YOUR TASK:
Could you reproduce each of the items below verbatim, line for line and without any changes?

PROVIDED RECORDS:
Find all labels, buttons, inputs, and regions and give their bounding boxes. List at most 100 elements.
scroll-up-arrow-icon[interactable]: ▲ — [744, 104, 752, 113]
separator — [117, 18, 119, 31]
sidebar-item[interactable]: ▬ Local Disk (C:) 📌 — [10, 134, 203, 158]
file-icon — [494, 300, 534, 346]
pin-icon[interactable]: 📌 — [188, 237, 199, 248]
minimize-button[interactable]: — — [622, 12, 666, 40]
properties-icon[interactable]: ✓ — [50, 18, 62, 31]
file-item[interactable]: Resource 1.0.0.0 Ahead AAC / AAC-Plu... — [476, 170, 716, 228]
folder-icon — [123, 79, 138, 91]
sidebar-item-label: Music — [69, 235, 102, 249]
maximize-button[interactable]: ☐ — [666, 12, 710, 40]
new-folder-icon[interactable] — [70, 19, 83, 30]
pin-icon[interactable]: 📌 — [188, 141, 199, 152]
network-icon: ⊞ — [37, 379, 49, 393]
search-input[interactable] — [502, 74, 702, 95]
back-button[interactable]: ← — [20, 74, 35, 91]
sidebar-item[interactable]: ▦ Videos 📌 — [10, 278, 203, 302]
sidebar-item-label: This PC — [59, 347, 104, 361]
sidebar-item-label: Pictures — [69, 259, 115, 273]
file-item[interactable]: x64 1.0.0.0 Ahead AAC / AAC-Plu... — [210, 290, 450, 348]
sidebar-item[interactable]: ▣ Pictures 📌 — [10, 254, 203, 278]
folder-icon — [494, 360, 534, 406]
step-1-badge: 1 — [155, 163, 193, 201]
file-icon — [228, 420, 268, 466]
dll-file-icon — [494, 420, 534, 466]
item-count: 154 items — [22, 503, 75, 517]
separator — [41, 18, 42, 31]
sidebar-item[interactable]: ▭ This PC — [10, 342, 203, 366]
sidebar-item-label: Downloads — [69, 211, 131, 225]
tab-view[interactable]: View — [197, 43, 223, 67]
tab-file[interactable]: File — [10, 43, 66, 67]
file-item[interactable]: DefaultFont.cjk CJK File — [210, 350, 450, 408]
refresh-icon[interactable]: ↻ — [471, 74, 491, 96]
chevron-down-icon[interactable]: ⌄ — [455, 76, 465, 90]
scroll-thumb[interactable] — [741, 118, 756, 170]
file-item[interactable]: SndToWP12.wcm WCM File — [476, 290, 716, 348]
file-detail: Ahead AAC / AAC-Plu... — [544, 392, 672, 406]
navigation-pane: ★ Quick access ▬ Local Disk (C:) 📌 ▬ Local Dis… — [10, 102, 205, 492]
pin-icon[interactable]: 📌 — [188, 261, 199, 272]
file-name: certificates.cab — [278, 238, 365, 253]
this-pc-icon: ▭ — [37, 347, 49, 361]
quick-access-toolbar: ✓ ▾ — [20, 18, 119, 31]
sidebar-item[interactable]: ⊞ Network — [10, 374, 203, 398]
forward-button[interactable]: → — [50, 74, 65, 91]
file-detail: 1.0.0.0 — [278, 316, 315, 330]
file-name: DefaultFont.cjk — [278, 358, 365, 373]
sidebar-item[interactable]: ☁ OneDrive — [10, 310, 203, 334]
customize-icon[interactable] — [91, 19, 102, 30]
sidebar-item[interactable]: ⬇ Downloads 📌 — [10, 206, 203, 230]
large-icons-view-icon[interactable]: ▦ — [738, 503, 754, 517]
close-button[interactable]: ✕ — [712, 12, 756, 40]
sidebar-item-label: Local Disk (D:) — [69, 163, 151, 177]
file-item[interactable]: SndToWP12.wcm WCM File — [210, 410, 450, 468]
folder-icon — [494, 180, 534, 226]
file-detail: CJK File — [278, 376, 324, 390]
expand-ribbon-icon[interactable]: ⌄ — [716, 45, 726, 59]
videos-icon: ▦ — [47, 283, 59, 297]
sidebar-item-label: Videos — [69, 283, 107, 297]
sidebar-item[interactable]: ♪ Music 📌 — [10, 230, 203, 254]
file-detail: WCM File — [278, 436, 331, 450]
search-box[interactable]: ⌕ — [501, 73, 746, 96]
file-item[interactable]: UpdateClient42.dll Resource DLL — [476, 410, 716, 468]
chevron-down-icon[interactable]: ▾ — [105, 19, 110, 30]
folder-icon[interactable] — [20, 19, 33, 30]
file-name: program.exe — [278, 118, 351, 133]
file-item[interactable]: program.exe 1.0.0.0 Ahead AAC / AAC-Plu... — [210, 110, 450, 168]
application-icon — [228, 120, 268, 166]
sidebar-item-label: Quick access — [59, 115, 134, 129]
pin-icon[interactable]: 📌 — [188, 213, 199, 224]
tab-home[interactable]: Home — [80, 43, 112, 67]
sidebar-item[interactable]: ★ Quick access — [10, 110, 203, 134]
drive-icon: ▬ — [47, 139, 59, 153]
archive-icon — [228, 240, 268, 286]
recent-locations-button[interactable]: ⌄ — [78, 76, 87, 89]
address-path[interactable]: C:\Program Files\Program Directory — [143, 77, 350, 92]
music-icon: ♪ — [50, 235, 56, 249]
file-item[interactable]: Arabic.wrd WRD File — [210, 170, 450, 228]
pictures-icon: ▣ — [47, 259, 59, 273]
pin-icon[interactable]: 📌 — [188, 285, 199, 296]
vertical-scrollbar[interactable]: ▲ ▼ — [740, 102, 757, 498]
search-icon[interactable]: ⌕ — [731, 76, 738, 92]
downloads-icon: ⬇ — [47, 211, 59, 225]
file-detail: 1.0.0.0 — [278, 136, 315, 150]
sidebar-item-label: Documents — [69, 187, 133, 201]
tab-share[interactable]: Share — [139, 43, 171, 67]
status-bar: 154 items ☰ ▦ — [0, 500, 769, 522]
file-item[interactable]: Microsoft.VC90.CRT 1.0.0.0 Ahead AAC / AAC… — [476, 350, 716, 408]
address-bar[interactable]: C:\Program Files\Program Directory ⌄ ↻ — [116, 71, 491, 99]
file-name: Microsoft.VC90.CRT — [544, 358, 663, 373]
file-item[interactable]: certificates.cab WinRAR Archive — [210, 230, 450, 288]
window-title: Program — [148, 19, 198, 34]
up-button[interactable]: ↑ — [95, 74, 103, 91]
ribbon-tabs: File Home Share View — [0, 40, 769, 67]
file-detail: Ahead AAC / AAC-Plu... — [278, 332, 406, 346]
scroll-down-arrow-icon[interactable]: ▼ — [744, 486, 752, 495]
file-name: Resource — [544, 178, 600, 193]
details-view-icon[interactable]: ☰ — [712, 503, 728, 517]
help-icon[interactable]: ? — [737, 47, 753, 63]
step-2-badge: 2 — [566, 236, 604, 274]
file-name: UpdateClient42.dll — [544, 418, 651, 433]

FINAL RESULT:
Find all labels, buttons, inputs, and regions and give their bounding boxes. List at most 100 elements.
scroll-up-arrow-icon[interactable]: ▲ — [744, 104, 752, 113]
separator — [117, 18, 119, 31]
sidebar-item[interactable]: ▬ Local Disk (C:) 📌 — [10, 134, 203, 158]
file-icon — [494, 300, 534, 346]
pin-icon[interactable]: 📌 — [188, 237, 199, 248]
minimize-button[interactable]: — — [622, 12, 666, 40]
properties-icon[interactable]: ✓ — [50, 18, 62, 31]
file-item[interactable]: Resource 1.0.0.0 Ahead AAC / AAC-Plu... — [476, 170, 716, 228]
folder-icon — [123, 79, 138, 91]
sidebar-item-label: Music — [69, 235, 102, 249]
maximize-button[interactable]: ☐ — [666, 12, 710, 40]
new-folder-icon[interactable] — [70, 19, 83, 30]
pin-icon[interactable]: 📌 — [188, 141, 199, 152]
network-icon: ⊞ — [37, 379, 49, 393]
search-input[interactable] — [502, 74, 702, 95]
back-button[interactable]: ← — [20, 74, 35, 91]
sidebar-item[interactable]: ▦ Videos 📌 — [10, 278, 203, 302]
sidebar-item-label: This PC — [59, 347, 104, 361]
sidebar-item-label: Pictures — [69, 259, 115, 273]
file-item[interactable]: x64 1.0.0.0 Ahead AAC / AAC-Plu... — [210, 290, 450, 348]
sidebar-item[interactable]: ▣ Pictures 📌 — [10, 254, 203, 278]
folder-icon — [494, 360, 534, 406]
step-1-badge: 1 — [155, 163, 193, 201]
file-icon — [228, 420, 268, 466]
dll-file-icon — [494, 420, 534, 466]
item-count: 154 items — [22, 503, 75, 517]
separator — [41, 18, 42, 31]
sidebar-item[interactable]: ▭ This PC — [10, 342, 203, 366]
sidebar-item-label: Downloads — [69, 211, 131, 225]
tab-view[interactable]: View — [197, 43, 223, 67]
tab-file[interactable]: File — [10, 43, 66, 67]
file-item[interactable]: DefaultFont.cjk CJK File — [210, 350, 450, 408]
refresh-icon[interactable]: ↻ — [471, 74, 491, 96]
chevron-down-icon[interactable]: ⌄ — [455, 76, 465, 90]
scroll-thumb[interactable] — [741, 118, 756, 170]
file-item[interactable]: SndToWP12.wcm WCM File — [476, 290, 716, 348]
file-detail: Ahead AAC / AAC-Plu... — [544, 392, 672, 406]
navigation-pane: ★ Quick access ▬ Local Disk (C:) 📌 ▬ Local Dis… — [10, 102, 205, 492]
pin-icon[interactable]: 📌 — [188, 261, 199, 272]
file-name: certificates.cab — [278, 238, 365, 253]
this-pc-icon: ▭ — [37, 347, 49, 361]
quick-access-toolbar: ✓ ▾ — [20, 18, 119, 31]
sidebar-item[interactable]: ⊞ Network — [10, 374, 203, 398]
forward-button[interactable]: → — [50, 74, 65, 91]
file-detail: 1.0.0.0 — [278, 316, 315, 330]
file-name: DefaultFont.cjk — [278, 358, 365, 373]
sidebar-item[interactable]: ☁ OneDrive — [10, 310, 203, 334]
customize-icon[interactable] — [91, 19, 102, 30]
sidebar-item[interactable]: ⬇ Downloads 📌 — [10, 206, 203, 230]
large-icons-view-icon[interactable]: ▦ — [738, 503, 754, 517]
close-button[interactable]: ✕ — [712, 12, 756, 40]
sidebar-item-label: Local Disk (D:) — [69, 163, 151, 177]
file-item[interactable]: SndToWP12.wcm WCM File — [210, 410, 450, 468]
folder-icon — [494, 180, 534, 226]
file-detail: CJK File — [278, 376, 324, 390]
expand-ribbon-icon[interactable]: ⌄ — [716, 45, 726, 59]
videos-icon: ▦ — [47, 283, 59, 297]
sidebar-item-label: Videos — [69, 283, 107, 297]
sidebar-item[interactable]: ♪ Music 📌 — [10, 230, 203, 254]
file-detail: WCM File — [278, 436, 331, 450]
search-box[interactable]: ⌕ — [501, 73, 746, 96]
file-item[interactable]: UpdateClient42.dll Resource DLL — [476, 410, 716, 468]
chevron-down-icon[interactable]: ▾ — [105, 19, 110, 30]
folder-icon[interactable] — [20, 19, 33, 30]
file-name: program.exe — [278, 118, 351, 133]
file-item[interactable]: program.exe 1.0.0.0 Ahead AAC / AAC-Plu... — [210, 110, 450, 168]
application-icon — [228, 120, 268, 166]
sidebar-item-label: Quick access — [59, 115, 134, 129]
pin-icon[interactable]: 📌 — [188, 213, 199, 224]
tab-home[interactable]: Home — [80, 43, 112, 67]
sidebar-item[interactable]: ★ Quick access — [10, 110, 203, 134]
drive-icon: ▬ — [47, 139, 59, 153]
archive-icon — [228, 240, 268, 286]
recent-locations-button[interactable]: ⌄ — [78, 76, 87, 89]
address-path[interactable]: C:\Program Files\Program Directory — [143, 77, 350, 92]
music-icon: ♪ — [50, 235, 56, 249]
file-item[interactable]: Arabic.wrd WRD File — [210, 170, 450, 228]
pictures-icon: ▣ — [47, 259, 59, 273]
pin-icon[interactable]: 📌 — [188, 285, 199, 296]
vertical-scrollbar[interactable]: ▲ ▼ — [740, 102, 757, 498]
search-icon[interactable]: ⌕ — [731, 76, 738, 92]
downloads-icon: ⬇ — [47, 211, 59, 225]
file-detail: 1.0.0.0 — [278, 136, 315, 150]
sidebar-item-label: Documents — [69, 187, 133, 201]
tab-share[interactable]: Share — [139, 43, 171, 67]
status-bar: 154 items ☰ ▦ — [0, 500, 769, 522]
file-item[interactable]: Microsoft.VC90.CRT 1.0.0.0 Ahead AAC / AAC… — [476, 350, 716, 408]
address-bar[interactable]: C:\Program Files\Program Directory ⌄ ↻ — [116, 71, 491, 99]
file-name: Microsoft.VC90.CRT — [544, 358, 663, 373]
file-item[interactable]: certificates.cab WinRAR Archive — [210, 230, 450, 288]
window-title: Program — [148, 19, 198, 34]
up-button[interactable]: ↑ — [95, 74, 103, 91]
ribbon-tabs: File Home Share View — [0, 40, 769, 67]
file-detail: Ahead AAC / AAC-Plu... — [278, 332, 406, 346]
scroll-down-arrow-icon[interactable]: ▼ — [744, 486, 752, 495]
file-name: Resource — [544, 178, 600, 193]
details-view-icon[interactable]: ☰ — [712, 503, 728, 517]
help-icon[interactable]: ? — [737, 47, 753, 63]
step-2-badge: 2 — [566, 236, 604, 274]
file-name: UpdateClient42.dll — [544, 418, 651, 433]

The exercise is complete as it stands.